▶ What the task asks
Find the lines containing the word "或者更改以后而产生相反的效果" and copy every one of them.

▶ Saved data entries
* START *

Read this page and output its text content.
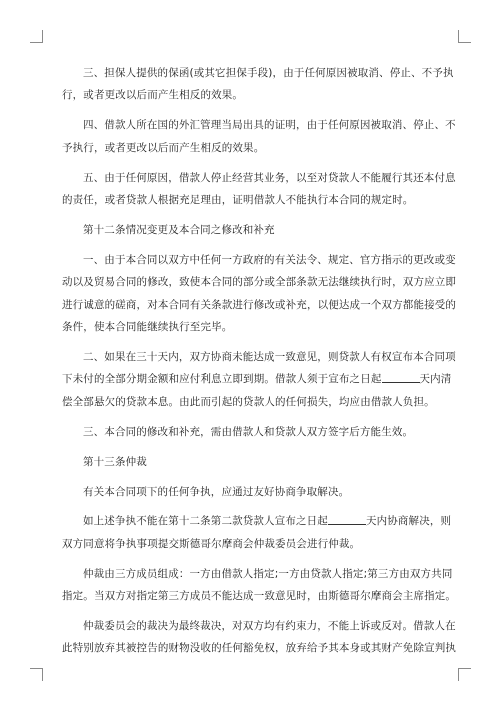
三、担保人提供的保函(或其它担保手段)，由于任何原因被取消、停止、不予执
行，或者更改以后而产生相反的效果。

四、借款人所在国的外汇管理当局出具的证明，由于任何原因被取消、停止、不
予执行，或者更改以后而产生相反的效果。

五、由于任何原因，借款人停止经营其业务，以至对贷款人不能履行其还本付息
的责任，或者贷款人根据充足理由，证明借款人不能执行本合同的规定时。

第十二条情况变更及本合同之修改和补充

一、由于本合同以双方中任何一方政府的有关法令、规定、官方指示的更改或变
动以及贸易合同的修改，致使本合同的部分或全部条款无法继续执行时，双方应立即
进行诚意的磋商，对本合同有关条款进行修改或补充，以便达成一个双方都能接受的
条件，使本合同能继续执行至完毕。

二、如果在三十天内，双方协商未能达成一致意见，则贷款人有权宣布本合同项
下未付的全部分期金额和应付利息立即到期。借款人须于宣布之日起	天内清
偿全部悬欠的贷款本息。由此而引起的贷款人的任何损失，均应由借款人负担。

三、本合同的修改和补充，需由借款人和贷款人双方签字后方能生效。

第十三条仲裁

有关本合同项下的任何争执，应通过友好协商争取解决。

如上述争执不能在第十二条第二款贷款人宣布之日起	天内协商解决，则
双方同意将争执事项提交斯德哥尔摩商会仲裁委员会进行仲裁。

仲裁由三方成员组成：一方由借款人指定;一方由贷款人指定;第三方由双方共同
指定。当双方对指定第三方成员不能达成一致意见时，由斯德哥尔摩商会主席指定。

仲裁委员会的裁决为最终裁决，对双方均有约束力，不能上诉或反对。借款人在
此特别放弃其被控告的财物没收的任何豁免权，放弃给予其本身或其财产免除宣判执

* END *
* START *

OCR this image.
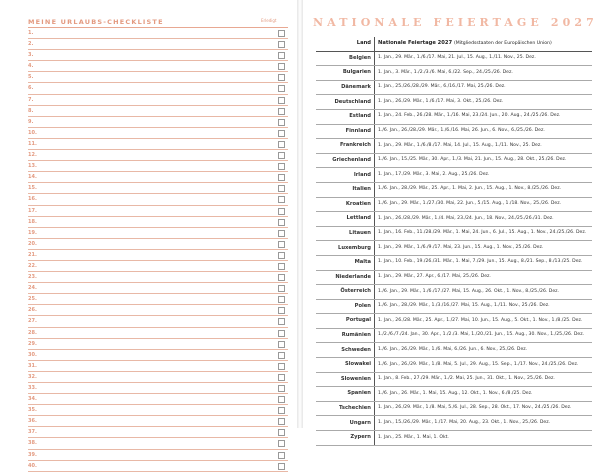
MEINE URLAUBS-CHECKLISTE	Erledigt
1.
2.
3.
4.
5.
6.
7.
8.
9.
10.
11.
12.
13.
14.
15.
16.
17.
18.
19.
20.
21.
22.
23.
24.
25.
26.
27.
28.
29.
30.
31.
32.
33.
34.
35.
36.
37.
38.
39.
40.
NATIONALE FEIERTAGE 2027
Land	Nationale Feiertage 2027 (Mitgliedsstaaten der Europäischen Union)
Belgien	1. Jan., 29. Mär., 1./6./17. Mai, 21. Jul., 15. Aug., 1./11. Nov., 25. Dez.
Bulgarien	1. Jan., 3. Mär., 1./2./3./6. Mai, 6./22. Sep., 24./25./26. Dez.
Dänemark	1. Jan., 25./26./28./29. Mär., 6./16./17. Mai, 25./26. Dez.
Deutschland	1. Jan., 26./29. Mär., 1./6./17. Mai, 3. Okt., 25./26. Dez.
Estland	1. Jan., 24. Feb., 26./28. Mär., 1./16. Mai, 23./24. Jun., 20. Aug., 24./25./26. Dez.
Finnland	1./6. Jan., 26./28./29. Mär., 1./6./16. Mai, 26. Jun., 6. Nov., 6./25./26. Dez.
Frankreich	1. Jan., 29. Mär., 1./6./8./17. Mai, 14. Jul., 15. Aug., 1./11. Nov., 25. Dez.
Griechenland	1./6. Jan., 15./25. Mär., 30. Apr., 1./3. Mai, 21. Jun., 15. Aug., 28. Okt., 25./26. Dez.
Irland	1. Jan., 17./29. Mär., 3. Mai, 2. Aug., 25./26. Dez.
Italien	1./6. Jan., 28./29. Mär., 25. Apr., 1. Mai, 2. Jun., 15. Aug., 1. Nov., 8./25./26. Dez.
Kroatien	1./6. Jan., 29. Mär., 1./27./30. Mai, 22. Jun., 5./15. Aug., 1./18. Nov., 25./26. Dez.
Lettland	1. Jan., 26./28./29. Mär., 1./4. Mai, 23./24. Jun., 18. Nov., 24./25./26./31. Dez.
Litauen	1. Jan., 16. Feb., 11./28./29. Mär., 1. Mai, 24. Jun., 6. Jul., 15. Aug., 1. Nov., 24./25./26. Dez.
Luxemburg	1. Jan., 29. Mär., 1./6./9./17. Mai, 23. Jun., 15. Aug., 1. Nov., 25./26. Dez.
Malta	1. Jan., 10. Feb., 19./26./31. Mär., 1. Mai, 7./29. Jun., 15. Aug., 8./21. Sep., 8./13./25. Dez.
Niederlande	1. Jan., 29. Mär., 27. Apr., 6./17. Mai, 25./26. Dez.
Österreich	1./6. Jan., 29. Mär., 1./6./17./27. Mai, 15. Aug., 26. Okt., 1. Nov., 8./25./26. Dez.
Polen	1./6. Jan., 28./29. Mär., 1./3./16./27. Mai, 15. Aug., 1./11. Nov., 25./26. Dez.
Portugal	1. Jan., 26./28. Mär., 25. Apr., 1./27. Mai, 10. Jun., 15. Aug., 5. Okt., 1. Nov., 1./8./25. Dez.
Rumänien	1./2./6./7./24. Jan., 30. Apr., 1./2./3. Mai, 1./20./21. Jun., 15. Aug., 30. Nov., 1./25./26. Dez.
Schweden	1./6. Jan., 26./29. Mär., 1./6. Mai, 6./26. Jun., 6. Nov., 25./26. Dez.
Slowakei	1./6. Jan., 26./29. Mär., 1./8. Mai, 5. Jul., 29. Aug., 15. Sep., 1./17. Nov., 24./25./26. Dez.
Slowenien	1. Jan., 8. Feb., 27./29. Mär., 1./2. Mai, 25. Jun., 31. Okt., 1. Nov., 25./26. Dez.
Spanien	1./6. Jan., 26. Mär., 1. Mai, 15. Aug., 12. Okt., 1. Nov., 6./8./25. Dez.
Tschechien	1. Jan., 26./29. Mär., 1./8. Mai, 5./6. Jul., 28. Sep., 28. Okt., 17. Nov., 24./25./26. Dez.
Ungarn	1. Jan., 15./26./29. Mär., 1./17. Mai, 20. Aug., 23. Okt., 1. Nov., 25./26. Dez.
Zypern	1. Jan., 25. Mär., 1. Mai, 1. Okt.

* END *

▶ Exercise output
行，或者更改以后而产生相反的效果。
予执行，或者更改以后而产生相反的效果。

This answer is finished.